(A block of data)
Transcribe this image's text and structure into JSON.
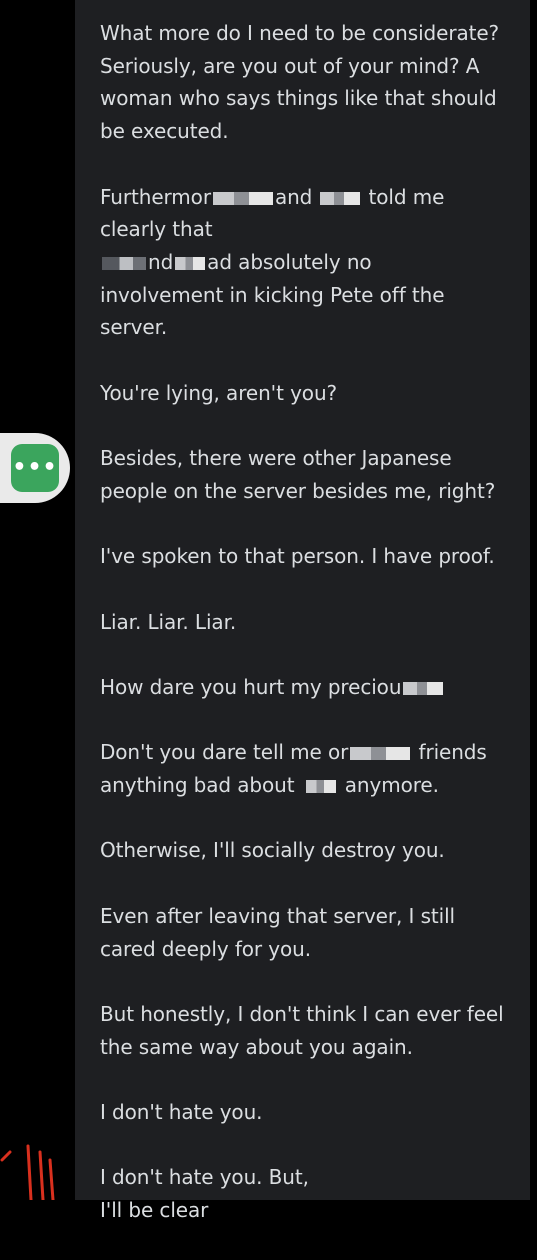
{
  "messages": [
    {
      "lines": [
        "What more do I need to be considerate?",
        "Seriously, are you out of your mind? A",
        "woman who says things like that should",
        "be executed."
      ]
    },
    {
      "lines": [
        "Furthermor",
        "and",
        "told me",
        "clearly that",
        "nd",
        "ad absolutely no",
        "involvement in kicking Pete off the",
        "server."
      ]
    },
    {
      "lines": [
        "You're lying, aren't you?"
      ]
    },
    {
      "lines": [
        "Besides, there were other Japanese",
        "people on the server besides me, right?"
      ]
    },
    {
      "lines": [
        "I've spoken to that person. I have proof."
      ]
    },
    {
      "lines": [
        "Liar. Liar. Liar."
      ]
    },
    {
      "lines": [
        "How dare you hurt my preciou"
      ]
    },
    {
      "lines": [
        "Don't you dare tell me or",
        "friends",
        "anything bad about",
        "anymore."
      ]
    },
    {
      "lines": [
        "Otherwise, I'll socially destroy you."
      ]
    },
    {
      "lines": [
        "Even after leaving that server, I still",
        "cared deeply for you."
      ]
    },
    {
      "lines": [
        "But honestly, I don't think I can ever feel",
        "the same way about you again."
      ]
    },
    {
      "lines": [
        "I don't hate you."
      ]
    },
    {
      "lines": [
        "I don't hate you. But,",
        "I'll be clear"
      ]
    }
  ],
  "bubble": {
    "icon": "more-dots-icon",
    "glyph": "•••",
    "color": "#3ba55d"
  },
  "colors": {
    "background": "#1e1f22",
    "text": "#dbdee1",
    "edge": "#000000"
  }
}
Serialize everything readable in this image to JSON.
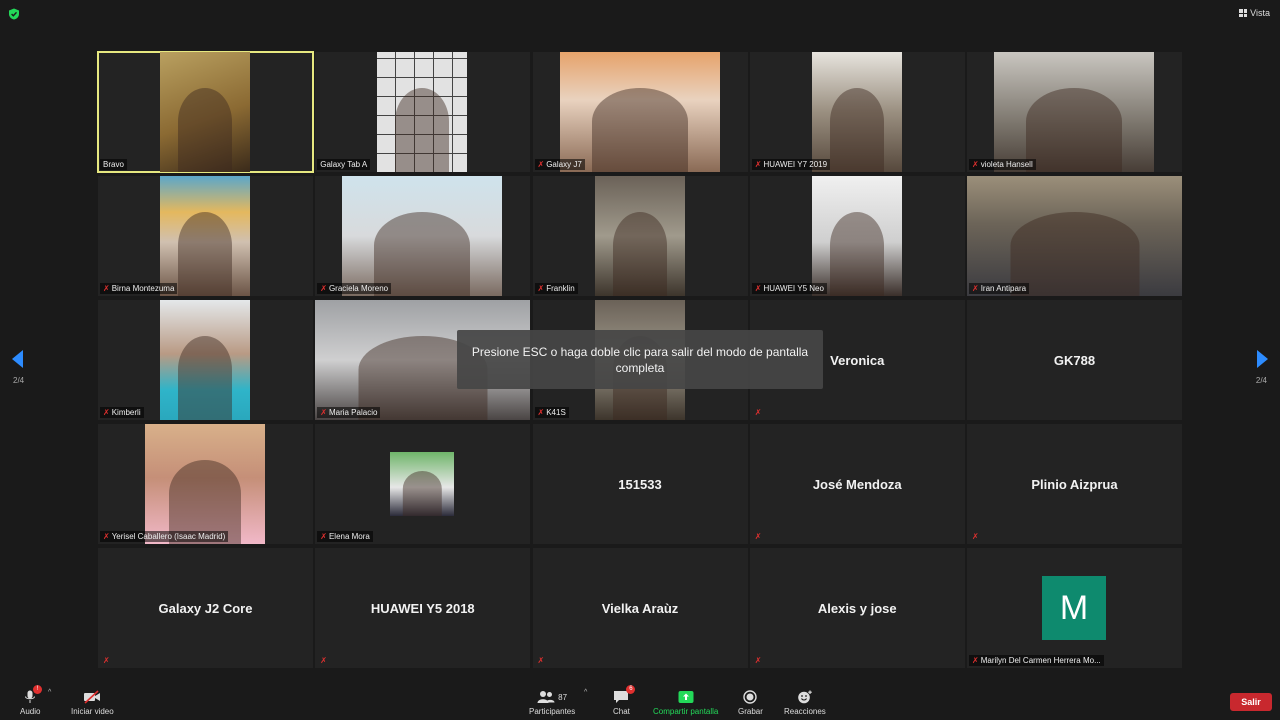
{
  "top": {
    "view_label": "Vista"
  },
  "tiles": [
    {
      "label": "Bravo",
      "muted": false,
      "video": "v-warm",
      "vx": 62,
      "vw": 90,
      "active": true
    },
    {
      "label": "Galaxy Tab A",
      "muted": false,
      "video": "v-tiles2",
      "vx": 62,
      "vw": 90
    },
    {
      "label": "Galaxy J7",
      "muted": true,
      "video": "v-peach",
      "vx": 27,
      "vw": 160
    },
    {
      "label": "HUAWEI Y7 2019",
      "muted": true,
      "video": "v-room",
      "vx": 62,
      "vw": 90
    },
    {
      "label": "violeta Hansell",
      "muted": true,
      "video": "v-light",
      "vx": 27,
      "vw": 160
    },
    {
      "label": "Birna Montezuma",
      "muted": true,
      "video": "v-colorful",
      "vx": 62,
      "vw": 90
    },
    {
      "label": "Graciela Moreno",
      "muted": true,
      "video": "v-wall",
      "vx": 27,
      "vw": 160
    },
    {
      "label": "Franklin",
      "muted": true,
      "video": "v-tin",
      "vx": 62,
      "vw": 90
    },
    {
      "label": "HUAWEI Y5 Neo",
      "muted": true,
      "video": "v-white",
      "vx": 62,
      "vw": 90
    },
    {
      "label": "Iran Antipara",
      "muted": true,
      "video": "v-plaid",
      "vx": 0,
      "vw": 215
    },
    {
      "label": "Kimberli",
      "muted": true,
      "video": "v-teal",
      "vx": 62,
      "vw": 90
    },
    {
      "label": "Maria Palacio",
      "muted": true,
      "video": "v-gray",
      "vx": 0,
      "vw": 215
    },
    {
      "label": "K41S",
      "muted": true,
      "video": "v-tin",
      "vx": 62,
      "vw": 90
    },
    {
      "label": "",
      "name": "Veronica",
      "muted": true
    },
    {
      "label": "",
      "name": "GK788",
      "muted": false
    },
    {
      "label": "Yerisel Caballero (Isaac Madrid)",
      "muted": true,
      "video": "v-pink",
      "vx": 47,
      "vw": 120
    },
    {
      "label": "Elena Mora",
      "muted": true,
      "video": "v-small",
      "vx": 75,
      "vw": 64,
      "small": true
    },
    {
      "label": "",
      "name": "151533",
      "muted": false
    },
    {
      "label": "",
      "name": "José Mendoza",
      "muted": true
    },
    {
      "label": "",
      "name": "Plinio Aizprua",
      "muted": true
    },
    {
      "label": "",
      "name": "Galaxy J2 Core",
      "muted": true
    },
    {
      "label": "",
      "name": "HUAWEI Y5 2018",
      "muted": true
    },
    {
      "label": "",
      "name": "Vielka Araùz",
      "muted": true
    },
    {
      "label": "",
      "name": "Alexis y jose",
      "muted": true
    },
    {
      "label": "Marilyn Del Carmen Herrera Mo...",
      "muted": true,
      "avatar": "M"
    }
  ],
  "toast": "Presione ESC o haga doble clic para salir del modo de pantalla completa",
  "pager": {
    "left": "2/4",
    "right": "2/4"
  },
  "toolbar": {
    "audio": "Audio",
    "audio_badge": "!",
    "video": "Iniciar video",
    "participants": "Participantes",
    "participants_count": "87",
    "chat": "Chat",
    "chat_badge": "6",
    "share": "Compartir pantalla",
    "record": "Grabar",
    "reactions": "Reacciones",
    "leave": "Salir"
  },
  "colors": {
    "accent": "#2d8cff",
    "share": "#23d959",
    "leave": "#c8282e",
    "active_border": "#e6e880",
    "mute": "#e0302f"
  }
}
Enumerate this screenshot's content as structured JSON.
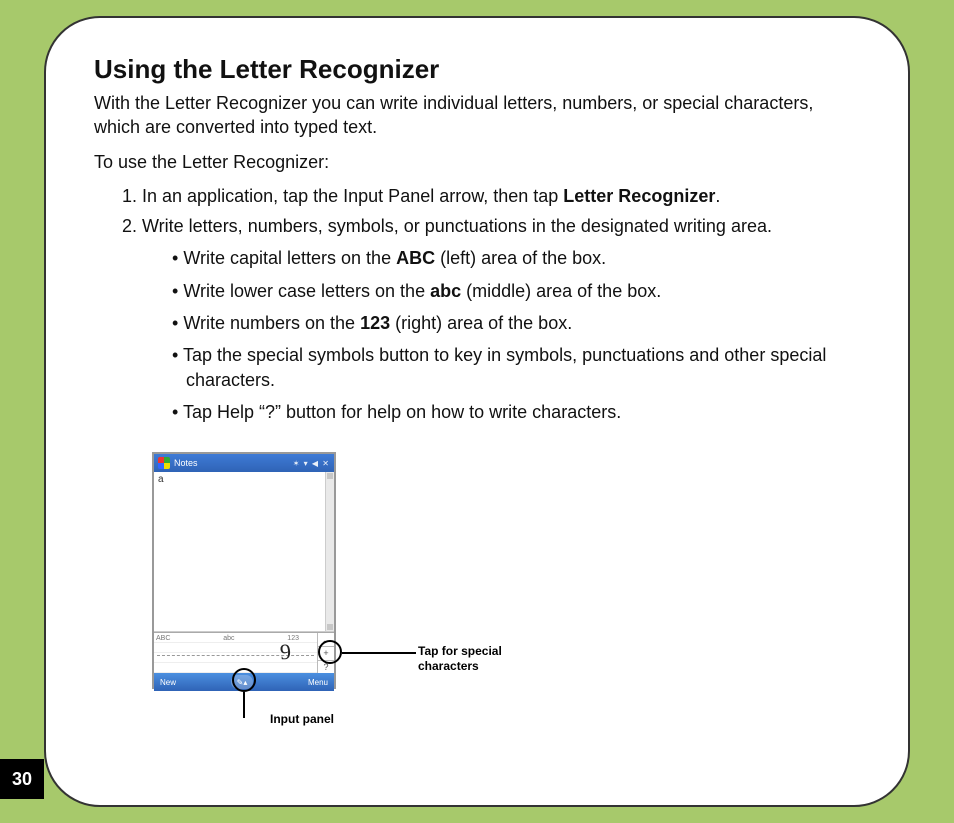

● **Requirement**:
Can the entries above be repeated exactly, without their pictures?

● **Answer for the task**:
Transcribe this image's text and structure into JSON.
{
  "messages": [
    {
      "lines": [
        "What more do I need to be considerate?",
        "Seriously, are you out of your mind? A",
        "woman who says things like that should",
        "be executed."
      ]
    },
    {
      "lines": [
        "Furthermor",
        "and",
        "told me",
        "clearly that",
        "nd",
        "ad absolutely no",
        "involvement in kicking Pete off the",
        "server."
      ]
    },
    {
      "lines": [
        "You're lying, aren't you?"
      ]
    },
    {
      "lines": [
        "Besides, there were other Japanese",
        "people on the server besides me, right?"
      ]
    },
    {
      "lines": [
        "I've spoken to that person. I have proof."
      ]
    },
    {
      "lines": [
        "Liar. Liar. Liar."
      ]
    },
    {
      "lines": [
        "How dare you hurt my preciou"
      ]
    },
    {
      "lines": [
        "Don't you dare tell me or",
        "friends",
        "anything bad about",
        "anymore."
      ]
    },
    {
      "lines": [
        "Otherwise, I'll socially destroy you."
      ]
    },
    {
      "lines": [
        "Even after leaving that server, I still",
        "cared deeply for you."
      ]
    },
    {
      "lines": [
        "But honestly, I don't think I can ever feel",
        "the same way about you again."
      ]
    },
    {
      "lines": [
        "I don't hate you."
      ]
    },
    {
      "lines": [
        "I don't hate you. But,",
        "I'll be clear"
      ]
    }
  ],
  "bubble": {
    "icon": "more-dots-icon",
    "glyph": "•••",
    "color": "#3ba55d"
  },
  "colors": {
    "background": "#1e1f22",
    "text": "#dbdee1",
    "edge": "#000000"
  }
}
Serialize everything readable in this image to JSON.
{
  "top": {
    "view_label": "Vista"
  },
  "tiles": [
    {
      "label": "Bravo",
      "muted": false,
      "video": "v-warm",
      "vx": 62,
      "vw": 90,
      "active": true
    },
    {
      "label": "Galaxy Tab A",
      "muted": false,
      "video": "v-tiles2",
      "vx": 62,
      "vw": 90
    },
    {
      "label": "Galaxy J7",
      "muted": true,
      "video": "v-peach",
      "vx": 27,
      "vw": 160
    },
    {
      "label": "HUAWEI Y7 2019",
      "muted": true,
      "video": "v-room",
      "vx": 62,
      "vw": 90
    },
    {
      "label": "violeta Hansell",
      "muted": true,
      "video": "v-light",
      "vx": 27,
      "vw": 160
    },
    {
      "label": "Birna Montezuma",
      "muted": true,
      "video": "v-colorful",
      "vx": 62,
      "vw": 90
    },
    {
      "label": "Graciela Moreno",
      "muted": true,
      "video": "v-wall",
      "vx": 27,
      "vw": 160
    },
    {
      "label": "Franklin",
      "muted": true,
      "video": "v-tin",
      "vx": 62,
      "vw": 90
    },
    {
      "label": "HUAWEI Y5 Neo",
      "muted": true,
      "video": "v-white",
      "vx": 62,
      "vw": 90
    },
    {
      "label": "Iran Antipara",
      "muted": true,
      "video": "v-plaid",
      "vx": 0,
      "vw": 215
    },
    {
      "label": "Kimberli",
      "muted": true,
      "video": "v-teal",
      "vx": 62,
      "vw": 90
    },
    {
      "label": "Maria Palacio",
      "muted": true,
      "video": "v-gray",
      "vx": 0,
      "vw": 215
    },
    {
      "label": "K41S",
      "muted": true,
      "video": "v-tin",
      "vx": 62,
      "vw": 90
    },
    {
      "label": "",
      "name": "Veronica",
      "muted": true
    },
    {
      "label": "",
      "name": "GK788",
      "muted": false
    },
    {
      "label": "Yerisel Caballero (Isaac Madrid)",
      "muted": true,
      "video": "v-pink",
      "vx": 47,
      "vw": 120
    },
    {
      "label": "Elena Mora",
      "muted": true,
      "video": "v-small",
      "vx": 75,
      "vw": 64,
      "small": true
    },
    {
      "label": "",
      "name": "151533",
      "muted": false
    },
    {
      "label": "",
      "name": "José Mendoza",
      "muted": true
    },
    {
      "label": "",
      "name": "Plinio Aizprua",
      "muted": true
    },
    {
      "label": "",
      "name": "Galaxy J2 Core",
      "muted": true
    },
    {
      "label": "",
      "name": "HUAWEI Y5 2018",
      "muted": true
    },
    {
      "label": "",
      "name": "Vielka Araùz",
      "muted": true
    },
    {
      "label": "",
      "name": "Alexis y jose",
      "muted": true
    },
    {
      "label": "Marilyn Del Carmen Herrera Mo...",
      "muted": true,
      "avatar": "M"
    }
  ],
  "toast": "Presione ESC o haga doble clic para salir del modo de pantalla completa",
  "pager": {
    "left": "2/4",
    "right": "2/4"
  },
  "toolbar": {
    "audio": "Audio",
    "audio_badge": "!",
    "video": "Iniciar video",
    "participants": "Participantes",
    "participants_count": "87",
    "chat": "Chat",
    "chat_badge": "6",
    "share": "Compartir pantalla",
    "record": "Grabar",
    "reactions": "Reacciones",
    "leave": "Salir"
  },
  "colors": {
    "accent": "#2d8cff",
    "share": "#23d959",
    "leave": "#c8282e",
    "active_border": "#e6e880",
    "mute": "#e0302f"
  }
}
Enumerate this screenshot's content as structured JSON.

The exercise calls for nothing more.